Task to complete ▸ Write out every entry, unchanged. Skip any picture.

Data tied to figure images
=-=-=

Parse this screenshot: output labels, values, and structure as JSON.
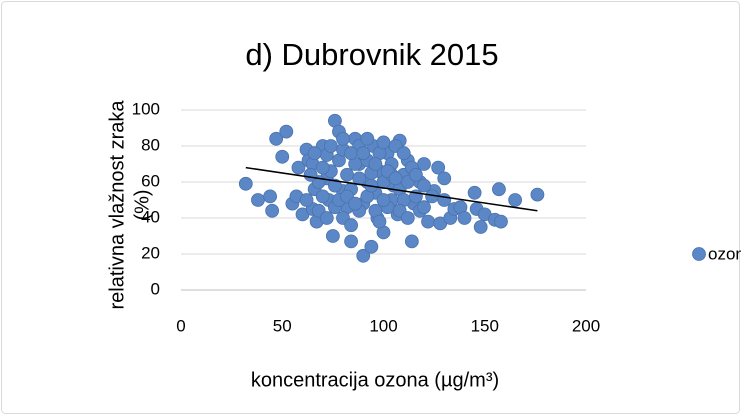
{
  "chart_data": {
    "type": "scatter",
    "title": "d) Dubrovnik 2015",
    "xlabel": "koncentracija ozona (µg/m³)",
    "ylabel": [
      "relativna vlažnost zraka",
      "(%)"
    ],
    "xlim": [
      0,
      200
    ],
    "xticks": [
      0,
      50,
      100,
      150,
      200
    ],
    "ylim": [
      0,
      100
    ],
    "yticks": [
      0,
      20,
      40,
      60,
      80,
      100
    ],
    "grid": true,
    "legend": "right",
    "x": [
      32,
      38,
      44,
      45,
      47,
      52,
      50,
      55,
      57,
      58,
      60,
      62,
      63,
      65,
      66,
      67,
      70,
      72,
      73,
      75,
      76,
      78,
      80,
      82,
      84,
      86,
      88,
      90,
      92,
      94,
      95,
      97,
      98,
      100,
      102,
      104,
      105,
      107,
      108,
      110,
      112,
      114,
      115,
      118,
      120,
      122,
      125,
      127,
      128,
      130,
      133,
      135,
      145,
      146,
      148,
      150,
      155,
      157,
      158,
      165,
      176,
      65,
      68,
      70,
      72,
      74,
      76,
      78,
      80,
      82,
      84,
      86,
      88,
      90,
      92,
      94,
      96,
      98,
      100,
      102,
      104,
      106,
      108,
      110,
      112,
      114,
      116,
      118,
      120,
      68,
      72,
      76,
      80,
      84,
      88,
      92,
      96,
      100,
      104,
      108,
      112,
      80,
      84,
      88,
      92,
      96,
      100,
      62,
      64,
      66,
      70,
      74,
      78,
      82,
      86,
      90,
      94,
      98,
      102,
      106,
      110,
      116,
      120,
      124,
      130,
      138,
      140
    ],
    "series": [
      {
        "name": "ozon",
        "color": "#5b87c7",
        "values": [
          59,
          50,
          52,
          44,
          84,
          88,
          74,
          48,
          52,
          68,
          42,
          78,
          72,
          45,
          56,
          38,
          80,
          62,
          50,
          30,
          94,
          88,
          55,
          46,
          27,
          84,
          70,
          19,
          60,
          24,
          80,
          40,
          66,
          32,
          76,
          50,
          58,
          42,
          83,
          64,
          72,
          27,
          48,
          60,
          70,
          38,
          55,
          68,
          37,
          62,
          40,
          45,
          54,
          45,
          35,
          42,
          39,
          56,
          38,
          50,
          53,
          70,
          60,
          52,
          75,
          66,
          58,
          72,
          78,
          64,
          56,
          70,
          80,
          48,
          72,
          65,
          54,
          76,
          60,
          46,
          70,
          80,
          56,
          50,
          60,
          68,
          52,
          44,
          58,
          44,
          40,
          46,
          40,
          36,
          44,
          52,
          70,
          82,
          64,
          44,
          40,
          84,
          76,
          62,
          84,
          44,
          50,
          50,
          64,
          76,
          68,
          80,
          50,
          52,
          48,
          76,
          58,
          38,
          66,
          62,
          76,
          64,
          46,
          52,
          50,
          46,
          40
        ]
      }
    ],
    "trendline": {
      "x": [
        32,
        176
      ],
      "values": [
        68,
        44
      ]
    }
  }
}
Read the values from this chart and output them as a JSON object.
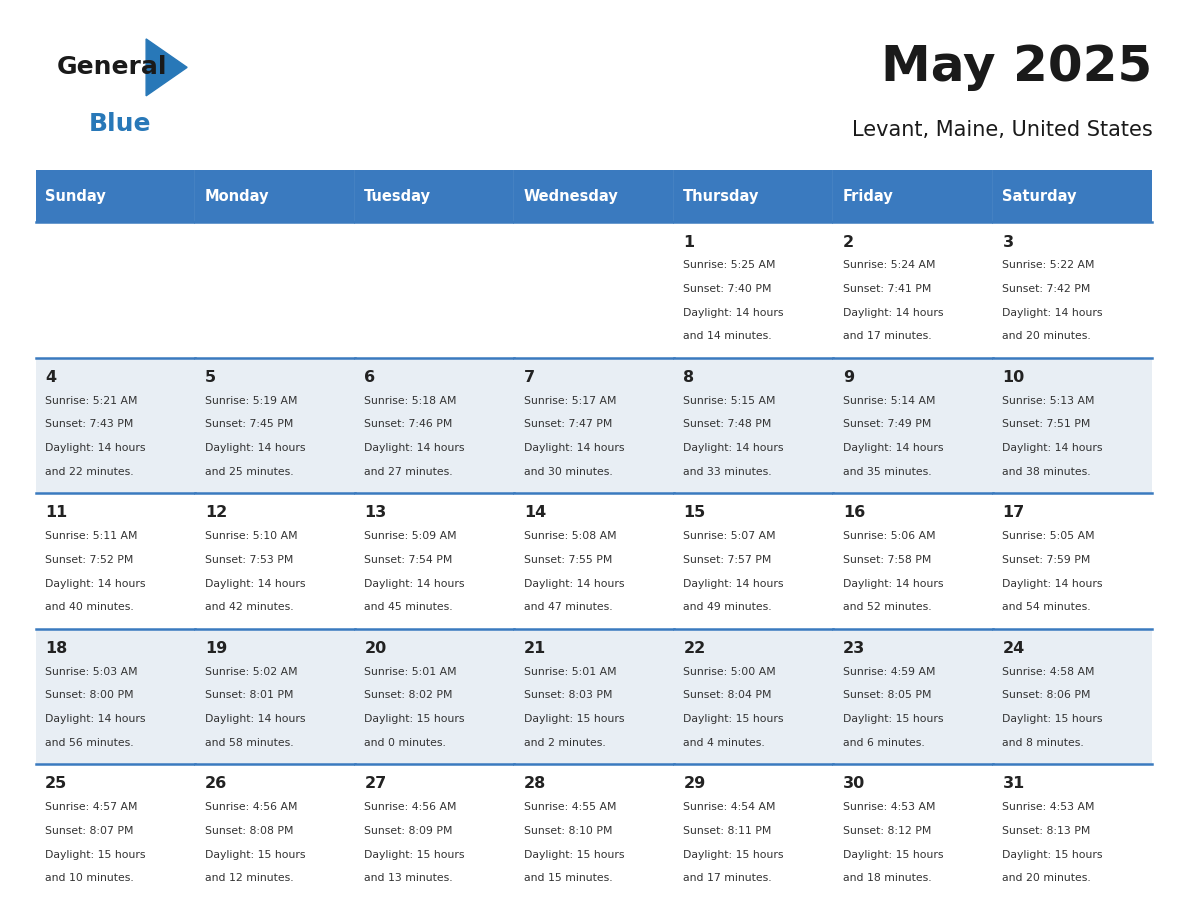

=-=-=

Answer to the task ▸
Parse this screenshot: output labels, values, and structure as JSON.
{
  "chart_data": {
    "type": "scatter",
    "title": "d) Dubrovnik 2015",
    "xlabel": "koncentracija ozona (µg/m³)",
    "ylabel": [
      "relativna vlažnost zraka",
      "(%)"
    ],
    "xlim": [
      0,
      200
    ],
    "xticks": [
      0,
      50,
      100,
      150,
      200
    ],
    "ylim": [
      0,
      100
    ],
    "yticks": [
      0,
      20,
      40,
      60,
      80,
      100
    ],
    "grid": true,
    "legend": "right",
    "x": [
      32,
      38,
      44,
      45,
      47,
      52,
      50,
      55,
      57,
      58,
      60,
      62,
      63,
      65,
      66,
      67,
      70,
      72,
      73,
      75,
      76,
      78,
      80,
      82,
      84,
      86,
      88,
      90,
      92,
      94,
      95,
      97,
      98,
      100,
      102,
      104,
      105,
      107,
      108,
      110,
      112,
      114,
      115,
      118,
      120,
      122,
      125,
      127,
      128,
      130,
      133,
      135,
      145,
      146,
      148,
      150,
      155,
      157,
      158,
      165,
      176,
      65,
      68,
      70,
      72,
      74,
      76,
      78,
      80,
      82,
      84,
      86,
      88,
      90,
      92,
      94,
      96,
      98,
      100,
      102,
      104,
      106,
      108,
      110,
      112,
      114,
      116,
      118,
      120,
      68,
      72,
      76,
      80,
      84,
      88,
      92,
      96,
      100,
      104,
      108,
      112,
      80,
      84,
      88,
      92,
      96,
      100,
      62,
      64,
      66,
      70,
      74,
      78,
      82,
      86,
      90,
      94,
      98,
      102,
      106,
      110,
      116,
      120,
      124,
      130,
      138,
      140
    ],
    "series": [
      {
        "name": "ozon",
        "color": "#5b87c7",
        "values": [
          59,
          50,
          52,
          44,
          84,
          88,
          74,
          48,
          52,
          68,
          42,
          78,
          72,
          45,
          56,
          38,
          80,
          62,
          50,
          30,
          94,
          88,
          55,
          46,
          27,
          84,
          70,
          19,
          60,
          24,
          80,
          40,
          66,
          32,
          76,
          50,
          58,
          42,
          83,
          64,
          72,
          27,
          48,
          60,
          70,
          38,
          55,
          68,
          37,
          62,
          40,
          45,
          54,
          45,
          35,
          42,
          39,
          56,
          38,
          50,
          53,
          70,
          60,
          52,
          75,
          66,
          58,
          72,
          78,
          64,
          56,
          70,
          80,
          48,
          72,
          65,
          54,
          76,
          60,
          46,
          70,
          80,
          56,
          50,
          60,
          68,
          52,
          44,
          58,
          44,
          40,
          46,
          40,
          36,
          44,
          52,
          70,
          82,
          64,
          44,
          40,
          84,
          76,
          62,
          84,
          44,
          50,
          50,
          64,
          76,
          68,
          80,
          50,
          52,
          48,
          76,
          58,
          38,
          66,
          62,
          76,
          64,
          46,
          52,
          50,
          46,
          40
        ]
      }
    ],
    "trendline": {
      "x": [
        32,
        176
      ],
      "values": [
        68,
        44
      ]
    }
  }
}
Read the values from this chart and output them as a JSON object.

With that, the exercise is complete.